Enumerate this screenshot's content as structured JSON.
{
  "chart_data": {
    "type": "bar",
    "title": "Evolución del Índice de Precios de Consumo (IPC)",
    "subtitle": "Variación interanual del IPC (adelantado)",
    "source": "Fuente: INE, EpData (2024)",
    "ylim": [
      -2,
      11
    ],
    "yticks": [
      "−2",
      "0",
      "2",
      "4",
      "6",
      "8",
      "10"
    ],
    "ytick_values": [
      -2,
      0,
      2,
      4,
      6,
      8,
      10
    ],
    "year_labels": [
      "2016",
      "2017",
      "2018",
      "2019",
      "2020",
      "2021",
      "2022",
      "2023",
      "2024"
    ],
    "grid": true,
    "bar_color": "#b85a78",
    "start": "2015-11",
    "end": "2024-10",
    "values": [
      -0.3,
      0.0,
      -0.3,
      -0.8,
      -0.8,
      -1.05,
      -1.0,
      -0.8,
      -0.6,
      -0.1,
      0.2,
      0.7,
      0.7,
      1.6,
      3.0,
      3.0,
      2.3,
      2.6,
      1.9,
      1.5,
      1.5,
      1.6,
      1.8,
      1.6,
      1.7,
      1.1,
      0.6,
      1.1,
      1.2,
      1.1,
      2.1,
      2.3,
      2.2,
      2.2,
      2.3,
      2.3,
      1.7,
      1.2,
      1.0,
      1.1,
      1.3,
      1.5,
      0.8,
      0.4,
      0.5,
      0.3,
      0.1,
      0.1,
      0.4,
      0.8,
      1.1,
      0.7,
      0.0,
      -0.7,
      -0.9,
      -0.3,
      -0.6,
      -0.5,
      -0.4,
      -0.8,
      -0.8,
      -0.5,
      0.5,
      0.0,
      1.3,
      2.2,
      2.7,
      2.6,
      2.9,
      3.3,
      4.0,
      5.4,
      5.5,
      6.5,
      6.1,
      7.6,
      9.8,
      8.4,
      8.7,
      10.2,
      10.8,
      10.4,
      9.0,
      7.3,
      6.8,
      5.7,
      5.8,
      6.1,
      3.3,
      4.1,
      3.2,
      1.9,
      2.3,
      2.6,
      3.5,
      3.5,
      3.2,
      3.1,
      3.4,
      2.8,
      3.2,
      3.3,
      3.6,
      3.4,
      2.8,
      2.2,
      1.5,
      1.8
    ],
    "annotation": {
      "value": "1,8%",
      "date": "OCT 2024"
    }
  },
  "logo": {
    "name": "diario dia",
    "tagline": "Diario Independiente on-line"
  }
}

Given request: Your task is to repeat the data exactly; please include every line.

Complete response:
Enumerate this screenshot's content as structured JSON.
{
  "chart_data": {
    "type": "bar",
    "title": "Evolución del Índice de Precios de Consumo (IPC)",
    "subtitle": "Variación interanual del IPC (adelantado)",
    "source": "Fuente: INE, EpData (2024)",
    "ylim": [
      -2,
      11
    ],
    "yticks": [
      "−2",
      "0",
      "2",
      "4",
      "6",
      "8",
      "10"
    ],
    "ytick_values": [
      -2,
      0,
      2,
      4,
      6,
      8,
      10
    ],
    "year_labels": [
      "2016",
      "2017",
      "2018",
      "2019",
      "2020",
      "2021",
      "2022",
      "2023",
      "2024"
    ],
    "grid": true,
    "bar_color": "#b85a78",
    "start": "2015-11",
    "end": "2024-10",
    "values": [
      -0.3,
      0.0,
      -0.3,
      -0.8,
      -0.8,
      -1.05,
      -1.0,
      -0.8,
      -0.6,
      -0.1,
      0.2,
      0.7,
      0.7,
      1.6,
      3.0,
      3.0,
      2.3,
      2.6,
      1.9,
      1.5,
      1.5,
      1.6,
      1.8,
      1.6,
      1.7,
      1.1,
      0.6,
      1.1,
      1.2,
      1.1,
      2.1,
      2.3,
      2.2,
      2.2,
      2.3,
      2.3,
      1.7,
      1.2,
      1.0,
      1.1,
      1.3,
      1.5,
      0.8,
      0.4,
      0.5,
      0.3,
      0.1,
      0.1,
      0.4,
      0.8,
      1.1,
      0.7,
      0.0,
      -0.7,
      -0.9,
      -0.3,
      -0.6,
      -0.5,
      -0.4,
      -0.8,
      -0.8,
      -0.5,
      0.5,
      0.0,
      1.3,
      2.2,
      2.7,
      2.6,
      2.9,
      3.3,
      4.0,
      5.4,
      5.5,
      6.5,
      6.1,
      7.6,
      9.8,
      8.4,
      8.7,
      10.2,
      10.8,
      10.4,
      9.0,
      7.3,
      6.8,
      5.7,
      5.8,
      6.1,
      3.3,
      4.1,
      3.2,
      1.9,
      2.3,
      2.6,
      3.5,
      3.5,
      3.2,
      3.1,
      3.4,
      2.8,
      3.2,
      3.3,
      3.6,
      3.4,
      2.8,
      2.2,
      1.5,
      1.8
    ],
    "annotation": {
      "value": "1,8%",
      "date": "OCT 2024"
    }
  },
  "logo": {
    "name": "diario dia",
    "tagline": "Diario Independiente on-line"
  }
}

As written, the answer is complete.